» Records taken from a collection
◇ ◇ ◇ ◇

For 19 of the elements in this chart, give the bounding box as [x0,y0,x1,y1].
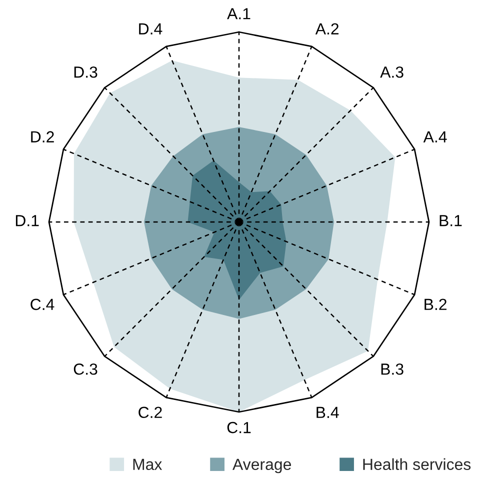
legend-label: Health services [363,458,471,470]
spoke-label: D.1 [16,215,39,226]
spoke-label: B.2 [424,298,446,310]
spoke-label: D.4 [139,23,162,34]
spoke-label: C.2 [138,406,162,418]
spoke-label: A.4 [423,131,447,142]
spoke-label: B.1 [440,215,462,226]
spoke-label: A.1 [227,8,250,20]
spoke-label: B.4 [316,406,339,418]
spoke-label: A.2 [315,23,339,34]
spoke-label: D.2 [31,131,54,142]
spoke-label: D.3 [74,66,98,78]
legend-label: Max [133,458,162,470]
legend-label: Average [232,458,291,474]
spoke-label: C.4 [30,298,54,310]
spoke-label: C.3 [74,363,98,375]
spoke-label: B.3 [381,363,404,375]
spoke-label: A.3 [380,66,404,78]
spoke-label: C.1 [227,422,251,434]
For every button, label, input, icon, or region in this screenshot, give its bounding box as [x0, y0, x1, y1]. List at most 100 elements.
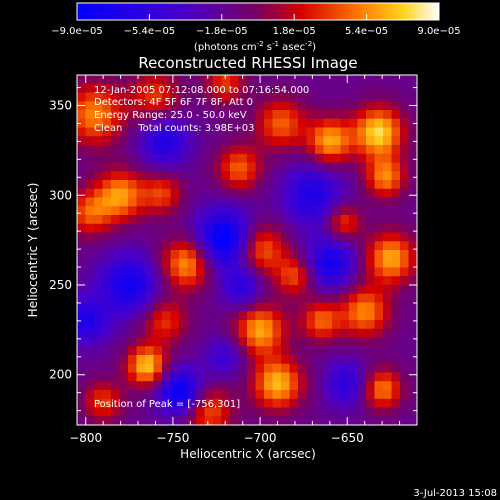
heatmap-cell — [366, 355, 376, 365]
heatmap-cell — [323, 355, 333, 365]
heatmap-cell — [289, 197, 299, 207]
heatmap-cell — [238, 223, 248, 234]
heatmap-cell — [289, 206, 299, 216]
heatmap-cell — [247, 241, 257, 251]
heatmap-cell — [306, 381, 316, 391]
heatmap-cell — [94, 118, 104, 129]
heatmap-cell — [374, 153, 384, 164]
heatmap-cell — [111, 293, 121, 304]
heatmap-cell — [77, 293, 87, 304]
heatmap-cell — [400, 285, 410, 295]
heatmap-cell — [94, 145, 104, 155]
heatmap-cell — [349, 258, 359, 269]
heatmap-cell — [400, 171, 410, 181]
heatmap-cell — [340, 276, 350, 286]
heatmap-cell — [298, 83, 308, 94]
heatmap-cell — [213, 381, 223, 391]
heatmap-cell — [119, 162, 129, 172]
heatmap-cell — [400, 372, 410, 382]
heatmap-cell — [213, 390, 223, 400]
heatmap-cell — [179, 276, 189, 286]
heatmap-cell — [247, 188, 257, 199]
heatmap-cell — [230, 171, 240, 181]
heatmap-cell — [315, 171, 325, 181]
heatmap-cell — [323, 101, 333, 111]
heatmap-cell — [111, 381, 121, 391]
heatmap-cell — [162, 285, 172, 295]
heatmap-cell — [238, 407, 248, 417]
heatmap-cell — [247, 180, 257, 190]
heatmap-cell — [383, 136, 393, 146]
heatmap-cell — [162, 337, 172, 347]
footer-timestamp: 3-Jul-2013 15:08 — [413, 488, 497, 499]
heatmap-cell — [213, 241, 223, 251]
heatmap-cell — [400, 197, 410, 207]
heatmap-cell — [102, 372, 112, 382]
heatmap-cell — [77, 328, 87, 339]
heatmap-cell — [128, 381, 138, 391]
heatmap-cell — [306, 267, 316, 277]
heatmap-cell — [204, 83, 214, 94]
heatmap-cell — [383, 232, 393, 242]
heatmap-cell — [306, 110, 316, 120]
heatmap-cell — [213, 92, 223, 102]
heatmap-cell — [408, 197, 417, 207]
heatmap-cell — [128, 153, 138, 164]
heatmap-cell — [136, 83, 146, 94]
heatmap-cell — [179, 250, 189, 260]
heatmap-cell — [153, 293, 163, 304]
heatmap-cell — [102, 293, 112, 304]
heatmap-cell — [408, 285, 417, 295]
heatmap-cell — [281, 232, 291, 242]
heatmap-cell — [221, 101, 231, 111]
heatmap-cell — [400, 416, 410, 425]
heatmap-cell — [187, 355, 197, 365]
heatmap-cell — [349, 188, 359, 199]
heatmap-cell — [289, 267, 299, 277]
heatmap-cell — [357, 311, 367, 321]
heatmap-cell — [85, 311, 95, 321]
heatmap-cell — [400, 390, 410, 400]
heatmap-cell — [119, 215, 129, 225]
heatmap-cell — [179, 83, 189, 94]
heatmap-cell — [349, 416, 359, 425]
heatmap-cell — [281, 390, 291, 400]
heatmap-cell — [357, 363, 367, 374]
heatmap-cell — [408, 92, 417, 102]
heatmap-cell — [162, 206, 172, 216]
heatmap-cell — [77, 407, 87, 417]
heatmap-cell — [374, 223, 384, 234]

◇ ◇ ◇ ◇

» What the exercise asks
Write out all of the items above again, replacing "spoke-label" with "axis-label" and leaving everything else unchanged. Omit the pictures from your answer.

» Reply to the task
For 19 of the elements in this chart, give the bounding box as [x0,y0,x1,y1].
legend-label: Health services [363,458,471,470]
axis-label: D.1 [16,215,39,226]
axis-label: B.2 [424,298,446,310]
axis-label: D.4 [139,23,162,34]
axis-label: C.2 [138,406,162,418]
axis-label: A.4 [423,131,447,142]
axis-label: B.1 [440,215,462,226]
axis-label: A.1 [227,8,250,20]
axis-label: B.4 [316,406,339,418]
axis-label: A.2 [315,23,339,34]
axis-label: D.2 [31,131,54,142]
axis-label: D.3 [74,66,98,78]
legend-label: Max [133,458,162,470]
legend-label: Average [232,458,291,474]
axis-label: C.4 [30,298,54,310]
axis-label: C.3 [74,363,98,375]
axis-label: B.3 [381,363,404,375]
axis-label: A.3 [380,66,404,78]
axis-label: C.1 [227,422,251,434]
For every button, label, input, icon, or region in this screenshot, give its bounding box as [x0, y0, x1, y1]. List at most 100 elements.
heatmap-cell — [366, 355, 376, 365]
heatmap-cell — [323, 355, 333, 365]
heatmap-cell — [289, 197, 299, 207]
heatmap-cell — [238, 223, 248, 234]
heatmap-cell — [289, 206, 299, 216]
heatmap-cell — [247, 241, 257, 251]
heatmap-cell — [306, 381, 316, 391]
heatmap-cell — [94, 118, 104, 129]
heatmap-cell — [374, 153, 384, 164]
heatmap-cell — [111, 293, 121, 304]
heatmap-cell — [77, 293, 87, 304]
heatmap-cell — [400, 285, 410, 295]
heatmap-cell — [94, 145, 104, 155]
heatmap-cell — [349, 258, 359, 269]
heatmap-cell — [400, 171, 410, 181]
heatmap-cell — [340, 276, 350, 286]
heatmap-cell — [298, 83, 308, 94]
heatmap-cell — [213, 381, 223, 391]
heatmap-cell — [119, 162, 129, 172]
heatmap-cell — [400, 372, 410, 382]
heatmap-cell — [213, 390, 223, 400]
heatmap-cell — [179, 276, 189, 286]
heatmap-cell — [247, 188, 257, 199]
heatmap-cell — [230, 171, 240, 181]
heatmap-cell — [315, 171, 325, 181]
heatmap-cell — [323, 101, 333, 111]
heatmap-cell — [111, 381, 121, 391]
heatmap-cell — [162, 285, 172, 295]
heatmap-cell — [238, 407, 248, 417]
heatmap-cell — [247, 180, 257, 190]
heatmap-cell — [383, 136, 393, 146]
heatmap-cell — [162, 337, 172, 347]
footer-timestamp: 3-Jul-2013 15:08 — [413, 488, 497, 499]
heatmap-cell — [213, 241, 223, 251]
heatmap-cell — [400, 197, 410, 207]
heatmap-cell — [102, 372, 112, 382]
heatmap-cell — [77, 328, 87, 339]
heatmap-cell — [128, 381, 138, 391]
heatmap-cell — [306, 267, 316, 277]
heatmap-cell — [204, 83, 214, 94]
heatmap-cell — [383, 232, 393, 242]
heatmap-cell — [306, 110, 316, 120]
heatmap-cell — [213, 92, 223, 102]
heatmap-cell — [408, 197, 417, 207]
heatmap-cell — [128, 153, 138, 164]
heatmap-cell — [136, 83, 146, 94]
heatmap-cell — [179, 250, 189, 260]
heatmap-cell — [153, 293, 163, 304]
heatmap-cell — [102, 293, 112, 304]
heatmap-cell — [408, 285, 417, 295]
heatmap-cell — [281, 232, 291, 242]
heatmap-cell — [221, 101, 231, 111]
heatmap-cell — [400, 416, 410, 425]
heatmap-cell — [187, 355, 197, 365]
heatmap-cell — [349, 188, 359, 199]
heatmap-cell — [289, 267, 299, 277]
heatmap-cell — [357, 311, 367, 321]
heatmap-cell — [85, 311, 95, 321]
heatmap-cell — [400, 390, 410, 400]
heatmap-cell — [119, 215, 129, 225]
heatmap-cell — [179, 83, 189, 94]
heatmap-cell — [349, 416, 359, 425]
heatmap-cell — [281, 390, 291, 400]
heatmap-cell — [357, 363, 367, 374]
heatmap-cell — [408, 92, 417, 102]
heatmap-cell — [162, 206, 172, 216]
heatmap-cell — [77, 407, 87, 417]
heatmap-cell — [374, 223, 384, 234]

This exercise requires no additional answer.